CHALLENGE:
Everything from the line containing "What does this" to the final line of the records below should be given again exactly, and nothing else.

ITEMS:
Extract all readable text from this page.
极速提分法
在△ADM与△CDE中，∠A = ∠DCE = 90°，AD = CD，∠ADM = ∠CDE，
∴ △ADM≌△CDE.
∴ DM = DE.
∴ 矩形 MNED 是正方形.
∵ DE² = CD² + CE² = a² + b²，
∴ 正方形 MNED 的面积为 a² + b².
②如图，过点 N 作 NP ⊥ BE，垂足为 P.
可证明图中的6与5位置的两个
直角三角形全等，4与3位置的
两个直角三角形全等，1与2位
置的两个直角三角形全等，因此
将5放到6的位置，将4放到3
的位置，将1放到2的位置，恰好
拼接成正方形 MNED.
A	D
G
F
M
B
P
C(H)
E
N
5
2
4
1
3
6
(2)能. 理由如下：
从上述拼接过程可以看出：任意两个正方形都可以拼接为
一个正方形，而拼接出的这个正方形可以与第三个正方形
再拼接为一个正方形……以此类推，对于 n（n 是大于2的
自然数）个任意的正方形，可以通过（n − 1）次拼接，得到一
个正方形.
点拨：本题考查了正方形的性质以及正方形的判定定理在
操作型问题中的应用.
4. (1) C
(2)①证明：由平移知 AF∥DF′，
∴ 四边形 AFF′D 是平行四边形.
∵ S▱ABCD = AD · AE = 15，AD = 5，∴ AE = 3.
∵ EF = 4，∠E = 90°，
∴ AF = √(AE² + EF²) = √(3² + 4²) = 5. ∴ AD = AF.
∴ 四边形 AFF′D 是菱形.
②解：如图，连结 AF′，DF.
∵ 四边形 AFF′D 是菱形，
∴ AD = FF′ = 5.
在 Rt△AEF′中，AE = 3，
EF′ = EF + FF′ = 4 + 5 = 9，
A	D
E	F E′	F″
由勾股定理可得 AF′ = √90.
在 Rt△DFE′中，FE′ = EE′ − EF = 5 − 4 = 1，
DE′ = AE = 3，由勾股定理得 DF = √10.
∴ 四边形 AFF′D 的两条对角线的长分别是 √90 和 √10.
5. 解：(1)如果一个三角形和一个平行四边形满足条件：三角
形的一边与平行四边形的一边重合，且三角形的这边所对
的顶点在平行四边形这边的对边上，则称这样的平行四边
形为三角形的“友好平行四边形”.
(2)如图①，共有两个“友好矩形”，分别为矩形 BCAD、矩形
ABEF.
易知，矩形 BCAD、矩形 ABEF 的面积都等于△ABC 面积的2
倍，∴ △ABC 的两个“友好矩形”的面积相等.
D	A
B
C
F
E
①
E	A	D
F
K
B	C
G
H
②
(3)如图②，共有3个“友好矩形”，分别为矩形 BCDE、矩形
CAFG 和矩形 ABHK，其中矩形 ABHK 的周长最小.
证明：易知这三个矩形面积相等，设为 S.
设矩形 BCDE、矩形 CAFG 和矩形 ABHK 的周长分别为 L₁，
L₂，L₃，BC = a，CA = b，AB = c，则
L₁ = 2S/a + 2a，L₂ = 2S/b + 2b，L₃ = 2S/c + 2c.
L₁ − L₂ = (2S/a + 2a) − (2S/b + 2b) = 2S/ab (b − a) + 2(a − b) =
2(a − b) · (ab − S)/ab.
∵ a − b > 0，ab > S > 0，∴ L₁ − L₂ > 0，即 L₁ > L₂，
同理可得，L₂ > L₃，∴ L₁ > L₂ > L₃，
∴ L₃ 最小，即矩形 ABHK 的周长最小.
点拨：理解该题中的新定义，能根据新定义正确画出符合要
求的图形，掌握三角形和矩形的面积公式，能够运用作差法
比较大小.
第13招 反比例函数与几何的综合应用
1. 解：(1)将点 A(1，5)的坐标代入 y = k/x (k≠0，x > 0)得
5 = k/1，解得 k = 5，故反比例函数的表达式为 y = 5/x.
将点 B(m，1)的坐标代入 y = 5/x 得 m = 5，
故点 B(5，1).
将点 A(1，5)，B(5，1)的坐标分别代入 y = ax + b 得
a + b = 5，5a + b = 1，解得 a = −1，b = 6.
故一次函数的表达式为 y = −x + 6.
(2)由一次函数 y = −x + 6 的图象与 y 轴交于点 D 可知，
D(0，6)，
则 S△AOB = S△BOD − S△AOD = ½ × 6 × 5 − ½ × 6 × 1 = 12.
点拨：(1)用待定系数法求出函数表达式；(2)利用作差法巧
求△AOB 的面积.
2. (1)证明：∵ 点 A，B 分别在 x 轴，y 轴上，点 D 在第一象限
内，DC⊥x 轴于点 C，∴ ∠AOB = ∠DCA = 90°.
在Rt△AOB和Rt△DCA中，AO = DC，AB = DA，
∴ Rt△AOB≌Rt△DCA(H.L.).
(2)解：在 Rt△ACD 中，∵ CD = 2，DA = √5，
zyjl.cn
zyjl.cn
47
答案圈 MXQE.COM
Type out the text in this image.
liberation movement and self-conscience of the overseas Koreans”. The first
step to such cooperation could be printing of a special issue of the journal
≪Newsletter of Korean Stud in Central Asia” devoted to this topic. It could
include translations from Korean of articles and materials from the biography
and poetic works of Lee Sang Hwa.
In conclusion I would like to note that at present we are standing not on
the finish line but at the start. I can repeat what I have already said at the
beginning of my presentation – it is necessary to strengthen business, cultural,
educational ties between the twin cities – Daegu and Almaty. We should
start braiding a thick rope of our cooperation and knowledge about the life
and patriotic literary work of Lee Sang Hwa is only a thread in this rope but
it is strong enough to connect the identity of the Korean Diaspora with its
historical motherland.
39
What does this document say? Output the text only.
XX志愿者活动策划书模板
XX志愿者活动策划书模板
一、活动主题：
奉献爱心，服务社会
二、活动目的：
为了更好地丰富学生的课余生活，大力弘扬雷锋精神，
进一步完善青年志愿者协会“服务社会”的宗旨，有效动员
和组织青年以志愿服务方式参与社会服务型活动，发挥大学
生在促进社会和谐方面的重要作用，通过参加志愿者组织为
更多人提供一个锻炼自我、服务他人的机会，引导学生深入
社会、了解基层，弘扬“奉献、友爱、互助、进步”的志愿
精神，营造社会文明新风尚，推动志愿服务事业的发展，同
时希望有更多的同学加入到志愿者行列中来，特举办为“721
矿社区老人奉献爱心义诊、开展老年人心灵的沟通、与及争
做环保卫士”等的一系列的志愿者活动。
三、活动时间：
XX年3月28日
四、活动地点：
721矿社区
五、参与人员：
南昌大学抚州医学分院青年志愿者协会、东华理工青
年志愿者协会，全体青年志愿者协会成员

EXERCISE ANSWER:
What does this document say? Output the text only.
XX志愿者活动策划书模板
XX志愿者活动策划书模板
一、活动主题：
奉献爱心，服务社会
二、活动目的：
为了更好地丰富学生的课余生活，大力弘扬雷锋精神，
进一步完善青年志愿者协会“服务社会”的宗旨，有效动员
和组织青年以志愿服务方式参与社会服务型活动，发挥大学
生在促进社会和谐方面的重要作用，通过参加志愿者组织为
更多人提供一个锻炼自我、服务他人的机会，引导学生深入
社会、了解基层，弘扬“奉献、友爱、互助、进步”的志愿
精神，营造社会文明新风尚，推动志愿服务事业的发展，同
时希望有更多的同学加入到志愿者行列中来，特举办为“721
矿社区老人奉献爱心义诊、开展老年人心灵的沟通、与及争
做环保卫士”等的一系列的志愿者活动。
三、活动时间：
XX年3月28日
四、活动地点：
721矿社区
五、参与人员：
南昌大学抚州医学分院青年志愿者协会、东华理工青
年志愿者协会，全体青年志愿者协会成员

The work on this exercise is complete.